### What is being asked
Make an exact copy of the listing below.

### Provided information
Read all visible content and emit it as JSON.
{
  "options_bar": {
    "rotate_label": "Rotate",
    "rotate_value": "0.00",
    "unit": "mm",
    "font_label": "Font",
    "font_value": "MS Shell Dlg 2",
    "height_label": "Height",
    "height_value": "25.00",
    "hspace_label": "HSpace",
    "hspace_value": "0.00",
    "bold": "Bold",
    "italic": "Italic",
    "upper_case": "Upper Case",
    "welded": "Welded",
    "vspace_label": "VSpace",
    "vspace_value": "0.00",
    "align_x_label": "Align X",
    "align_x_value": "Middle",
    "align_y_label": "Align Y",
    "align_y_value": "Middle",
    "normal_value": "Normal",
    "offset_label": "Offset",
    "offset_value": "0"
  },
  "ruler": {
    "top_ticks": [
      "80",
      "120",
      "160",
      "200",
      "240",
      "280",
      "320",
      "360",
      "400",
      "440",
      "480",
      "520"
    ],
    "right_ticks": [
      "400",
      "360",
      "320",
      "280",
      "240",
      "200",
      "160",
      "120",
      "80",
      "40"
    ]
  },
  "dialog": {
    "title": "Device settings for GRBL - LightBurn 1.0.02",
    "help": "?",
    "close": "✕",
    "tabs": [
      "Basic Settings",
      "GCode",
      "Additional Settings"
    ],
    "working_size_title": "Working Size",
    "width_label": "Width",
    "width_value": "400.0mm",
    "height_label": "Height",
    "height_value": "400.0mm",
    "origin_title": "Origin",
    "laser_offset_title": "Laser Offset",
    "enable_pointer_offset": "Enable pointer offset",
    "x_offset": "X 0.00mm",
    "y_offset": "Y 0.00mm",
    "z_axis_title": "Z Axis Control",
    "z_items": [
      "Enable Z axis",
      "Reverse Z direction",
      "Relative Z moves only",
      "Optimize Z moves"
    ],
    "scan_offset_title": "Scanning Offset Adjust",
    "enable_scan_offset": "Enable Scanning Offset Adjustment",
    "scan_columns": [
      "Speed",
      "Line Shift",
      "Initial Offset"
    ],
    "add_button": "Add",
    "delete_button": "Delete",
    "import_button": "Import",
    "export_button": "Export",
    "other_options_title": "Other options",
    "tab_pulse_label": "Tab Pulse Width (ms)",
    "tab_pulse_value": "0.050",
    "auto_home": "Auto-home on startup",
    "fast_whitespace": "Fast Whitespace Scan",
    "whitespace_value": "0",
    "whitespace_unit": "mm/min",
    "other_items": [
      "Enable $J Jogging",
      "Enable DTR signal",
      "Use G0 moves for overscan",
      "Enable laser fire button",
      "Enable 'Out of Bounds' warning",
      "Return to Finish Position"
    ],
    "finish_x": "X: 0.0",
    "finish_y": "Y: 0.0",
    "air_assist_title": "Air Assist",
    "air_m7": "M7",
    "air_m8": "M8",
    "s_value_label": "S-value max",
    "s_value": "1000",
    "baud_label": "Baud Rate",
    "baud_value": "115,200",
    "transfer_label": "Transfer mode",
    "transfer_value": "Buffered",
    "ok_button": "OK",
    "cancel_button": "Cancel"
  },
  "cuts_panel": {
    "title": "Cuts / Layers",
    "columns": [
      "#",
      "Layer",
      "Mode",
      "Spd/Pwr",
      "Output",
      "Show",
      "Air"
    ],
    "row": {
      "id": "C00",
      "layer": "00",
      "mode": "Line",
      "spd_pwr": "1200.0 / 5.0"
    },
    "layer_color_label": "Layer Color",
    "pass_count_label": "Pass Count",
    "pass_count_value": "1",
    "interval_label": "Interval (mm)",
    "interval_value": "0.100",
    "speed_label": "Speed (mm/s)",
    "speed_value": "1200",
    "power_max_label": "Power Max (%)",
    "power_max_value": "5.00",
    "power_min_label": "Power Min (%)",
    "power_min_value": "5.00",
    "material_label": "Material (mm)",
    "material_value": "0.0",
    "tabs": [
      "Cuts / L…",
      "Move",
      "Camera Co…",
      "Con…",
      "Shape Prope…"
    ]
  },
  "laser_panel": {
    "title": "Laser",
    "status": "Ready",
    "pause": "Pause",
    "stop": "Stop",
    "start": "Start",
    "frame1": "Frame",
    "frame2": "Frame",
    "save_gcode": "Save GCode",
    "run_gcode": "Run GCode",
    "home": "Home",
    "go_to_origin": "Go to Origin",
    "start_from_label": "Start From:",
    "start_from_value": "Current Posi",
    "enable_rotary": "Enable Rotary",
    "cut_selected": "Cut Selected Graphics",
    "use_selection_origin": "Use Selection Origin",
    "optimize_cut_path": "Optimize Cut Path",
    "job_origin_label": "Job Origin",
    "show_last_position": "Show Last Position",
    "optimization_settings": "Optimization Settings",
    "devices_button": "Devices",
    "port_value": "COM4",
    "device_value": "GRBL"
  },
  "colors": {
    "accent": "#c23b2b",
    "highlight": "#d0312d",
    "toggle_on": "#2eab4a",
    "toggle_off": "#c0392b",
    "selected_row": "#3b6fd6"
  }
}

### Answer to this exercise
Read all visible content and emit it as JSON.
{
  "options_bar": {
    "rotate_label": "Rotate",
    "rotate_value": "0.00",
    "unit": "mm",
    "font_label": "Font",
    "font_value": "MS Shell Dlg 2",
    "height_label": "Height",
    "height_value": "25.00",
    "hspace_label": "HSpace",
    "hspace_value": "0.00",
    "bold": "Bold",
    "italic": "Italic",
    "upper_case": "Upper Case",
    "welded": "Welded",
    "vspace_label": "VSpace",
    "vspace_value": "0.00",
    "align_x_label": "Align X",
    "align_x_value": "Middle",
    "align_y_label": "Align Y",
    "align_y_value": "Middle",
    "normal_value": "Normal",
    "offset_label": "Offset",
    "offset_value": "0"
  },
  "ruler": {
    "top_ticks": [
      "80",
      "120",
      "160",
      "200",
      "240",
      "280",
      "320",
      "360",
      "400",
      "440",
      "480",
      "520"
    ],
    "right_ticks": [
      "400",
      "360",
      "320",
      "280",
      "240",
      "200",
      "160",
      "120",
      "80",
      "40"
    ]
  },
  "dialog": {
    "title": "Device settings for GRBL - LightBurn 1.0.02",
    "help": "?",
    "close": "✕",
    "tabs": [
      "Basic Settings",
      "GCode",
      "Additional Settings"
    ],
    "working_size_title": "Working Size",
    "width_label": "Width",
    "width_value": "400.0mm",
    "height_label": "Height",
    "height_value": "400.0mm",
    "origin_title": "Origin",
    "laser_offset_title": "Laser Offset",
    "enable_pointer_offset": "Enable pointer offset",
    "x_offset": "X 0.00mm",
    "y_offset": "Y 0.00mm",
    "z_axis_title": "Z Axis Control",
    "z_items": [
      "Enable Z axis",
      "Reverse Z direction",
      "Relative Z moves only",
      "Optimize Z moves"
    ],
    "scan_offset_title": "Scanning Offset Adjust",
    "enable_scan_offset": "Enable Scanning Offset Adjustment",
    "scan_columns": [
      "Speed",
      "Line Shift",
      "Initial Offset"
    ],
    "add_button": "Add",
    "delete_button": "Delete",
    "import_button": "Import",
    "export_button": "Export",
    "other_options_title": "Other options",
    "tab_pulse_label": "Tab Pulse Width (ms)",
    "tab_pulse_value": "0.050",
    "auto_home": "Auto-home on startup",
    "fast_whitespace": "Fast Whitespace Scan",
    "whitespace_value": "0",
    "whitespace_unit": "mm/min",
    "other_items": [
      "Enable $J Jogging",
      "Enable DTR signal",
      "Use G0 moves for overscan",
      "Enable laser fire button",
      "Enable 'Out of Bounds' warning",
      "Return to Finish Position"
    ],
    "finish_x": "X: 0.0",
    "finish_y": "Y: 0.0",
    "air_assist_title": "Air Assist",
    "air_m7": "M7",
    "air_m8": "M8",
    "s_value_label": "S-value max",
    "s_value": "1000",
    "baud_label": "Baud Rate",
    "baud_value": "115,200",
    "transfer_label": "Transfer mode",
    "transfer_value": "Buffered",
    "ok_button": "OK",
    "cancel_button": "Cancel"
  },
  "cuts_panel": {
    "title": "Cuts / Layers",
    "columns": [
      "#",
      "Layer",
      "Mode",
      "Spd/Pwr",
      "Output",
      "Show",
      "Air"
    ],
    "row": {
      "id": "C00",
      "layer": "00",
      "mode": "Line",
      "spd_pwr": "1200.0 / 5.0"
    },
    "layer_color_label": "Layer Color",
    "pass_count_label": "Pass Count",
    "pass_count_value": "1",
    "interval_label": "Interval (mm)",
    "interval_value": "0.100",
    "speed_label": "Speed (mm/s)",
    "speed_value": "1200",
    "power_max_label": "Power Max (%)",
    "power_max_value": "5.00",
    "power_min_label": "Power Min (%)",
    "power_min_value": "5.00",
    "material_label": "Material (mm)",
    "material_value": "0.0",
    "tabs": [
      "Cuts / L…",
      "Move",
      "Camera Co…",
      "Con…",
      "Shape Prope…"
    ]
  },
  "laser_panel": {
    "title": "Laser",
    "status": "Ready",
    "pause": "Pause",
    "stop": "Stop",
    "start": "Start",
    "frame1": "Frame",
    "frame2": "Frame",
    "save_gcode": "Save GCode",
    "run_gcode": "Run GCode",
    "home": "Home",
    "go_to_origin": "Go to Origin",
    "start_from_label": "Start From:",
    "start_from_value": "Current Posi",
    "enable_rotary": "Enable Rotary",
    "cut_selected": "Cut Selected Graphics",
    "use_selection_origin": "Use Selection Origin",
    "optimize_cut_path": "Optimize Cut Path",
    "job_origin_label": "Job Origin",
    "show_last_position": "Show Last Position",
    "optimization_settings": "Optimization Settings",
    "devices_button": "Devices",
    "port_value": "COM4",
    "device_value": "GRBL"
  },
  "colors": {
    "accent": "#c23b2b",
    "highlight": "#d0312d",
    "toggle_on": "#2eab4a",
    "toggle_off": "#c0392b",
    "selected_row": "#3b6fd6"
  }
}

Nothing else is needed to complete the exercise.